▸ DESCRIPTION OF THE TASK
Note each line where "JSON" appears, and copy it.

▸ INFORMATION SHOWN
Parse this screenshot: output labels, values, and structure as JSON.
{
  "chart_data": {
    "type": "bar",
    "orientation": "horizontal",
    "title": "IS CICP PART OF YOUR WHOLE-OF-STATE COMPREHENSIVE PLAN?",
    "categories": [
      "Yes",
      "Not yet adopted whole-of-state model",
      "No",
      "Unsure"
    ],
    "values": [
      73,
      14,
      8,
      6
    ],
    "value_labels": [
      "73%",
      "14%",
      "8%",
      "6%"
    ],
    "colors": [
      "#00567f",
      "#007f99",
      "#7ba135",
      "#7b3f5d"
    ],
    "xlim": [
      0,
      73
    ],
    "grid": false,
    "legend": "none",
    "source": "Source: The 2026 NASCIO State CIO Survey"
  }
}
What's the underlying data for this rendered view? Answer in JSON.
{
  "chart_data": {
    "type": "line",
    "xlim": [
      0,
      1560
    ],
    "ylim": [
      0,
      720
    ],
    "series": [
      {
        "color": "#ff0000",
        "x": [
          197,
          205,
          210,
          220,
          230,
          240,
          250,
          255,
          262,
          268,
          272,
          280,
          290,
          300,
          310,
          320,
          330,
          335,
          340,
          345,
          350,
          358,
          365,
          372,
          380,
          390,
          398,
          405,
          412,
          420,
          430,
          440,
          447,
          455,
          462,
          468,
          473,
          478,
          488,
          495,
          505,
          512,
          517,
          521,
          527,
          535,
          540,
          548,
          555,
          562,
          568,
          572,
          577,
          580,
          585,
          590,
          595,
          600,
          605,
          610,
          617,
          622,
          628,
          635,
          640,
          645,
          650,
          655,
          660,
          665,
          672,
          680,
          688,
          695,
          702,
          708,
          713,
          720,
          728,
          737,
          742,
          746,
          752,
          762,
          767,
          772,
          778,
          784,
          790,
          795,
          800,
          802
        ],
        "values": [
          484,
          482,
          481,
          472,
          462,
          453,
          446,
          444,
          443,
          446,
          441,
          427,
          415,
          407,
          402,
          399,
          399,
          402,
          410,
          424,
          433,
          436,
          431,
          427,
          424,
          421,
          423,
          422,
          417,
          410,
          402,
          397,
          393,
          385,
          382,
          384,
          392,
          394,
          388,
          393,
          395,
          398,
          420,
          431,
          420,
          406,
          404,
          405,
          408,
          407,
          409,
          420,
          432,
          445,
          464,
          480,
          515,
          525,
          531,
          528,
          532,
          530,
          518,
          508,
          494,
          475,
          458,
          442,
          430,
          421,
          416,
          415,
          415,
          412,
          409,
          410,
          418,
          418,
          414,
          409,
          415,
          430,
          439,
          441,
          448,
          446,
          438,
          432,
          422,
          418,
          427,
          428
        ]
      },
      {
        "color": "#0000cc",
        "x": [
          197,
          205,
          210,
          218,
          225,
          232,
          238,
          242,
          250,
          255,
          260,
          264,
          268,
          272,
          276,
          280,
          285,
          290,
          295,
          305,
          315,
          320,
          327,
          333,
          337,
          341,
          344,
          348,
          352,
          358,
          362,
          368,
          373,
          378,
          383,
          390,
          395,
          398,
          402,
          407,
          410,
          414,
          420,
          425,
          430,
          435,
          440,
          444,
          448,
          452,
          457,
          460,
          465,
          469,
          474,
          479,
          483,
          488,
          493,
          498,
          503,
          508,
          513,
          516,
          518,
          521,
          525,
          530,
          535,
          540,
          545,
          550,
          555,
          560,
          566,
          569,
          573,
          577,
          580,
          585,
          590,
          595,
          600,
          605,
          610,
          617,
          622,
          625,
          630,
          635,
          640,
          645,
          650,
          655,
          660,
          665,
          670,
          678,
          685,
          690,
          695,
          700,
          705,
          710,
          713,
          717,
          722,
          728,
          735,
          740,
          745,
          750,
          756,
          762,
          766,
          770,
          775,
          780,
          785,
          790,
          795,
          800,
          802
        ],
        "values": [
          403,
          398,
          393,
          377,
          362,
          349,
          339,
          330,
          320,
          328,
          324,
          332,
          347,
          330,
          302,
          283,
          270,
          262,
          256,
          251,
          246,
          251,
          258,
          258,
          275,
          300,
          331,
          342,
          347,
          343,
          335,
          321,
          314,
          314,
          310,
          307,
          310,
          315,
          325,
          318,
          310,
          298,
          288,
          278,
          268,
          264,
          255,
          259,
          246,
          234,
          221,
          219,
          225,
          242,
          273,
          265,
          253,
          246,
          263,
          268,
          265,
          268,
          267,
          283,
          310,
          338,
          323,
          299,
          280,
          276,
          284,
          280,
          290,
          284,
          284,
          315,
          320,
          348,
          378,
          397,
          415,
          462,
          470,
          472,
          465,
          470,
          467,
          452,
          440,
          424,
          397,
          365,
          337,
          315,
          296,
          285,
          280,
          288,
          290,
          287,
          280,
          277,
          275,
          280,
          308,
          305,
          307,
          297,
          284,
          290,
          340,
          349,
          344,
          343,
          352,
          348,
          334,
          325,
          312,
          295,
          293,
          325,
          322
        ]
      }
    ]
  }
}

▸ FULL SOLUTION
Parse this screenshot: output labels, values, and structure as JSON.
What's the underlying data for this rendered view? Answer in JSON.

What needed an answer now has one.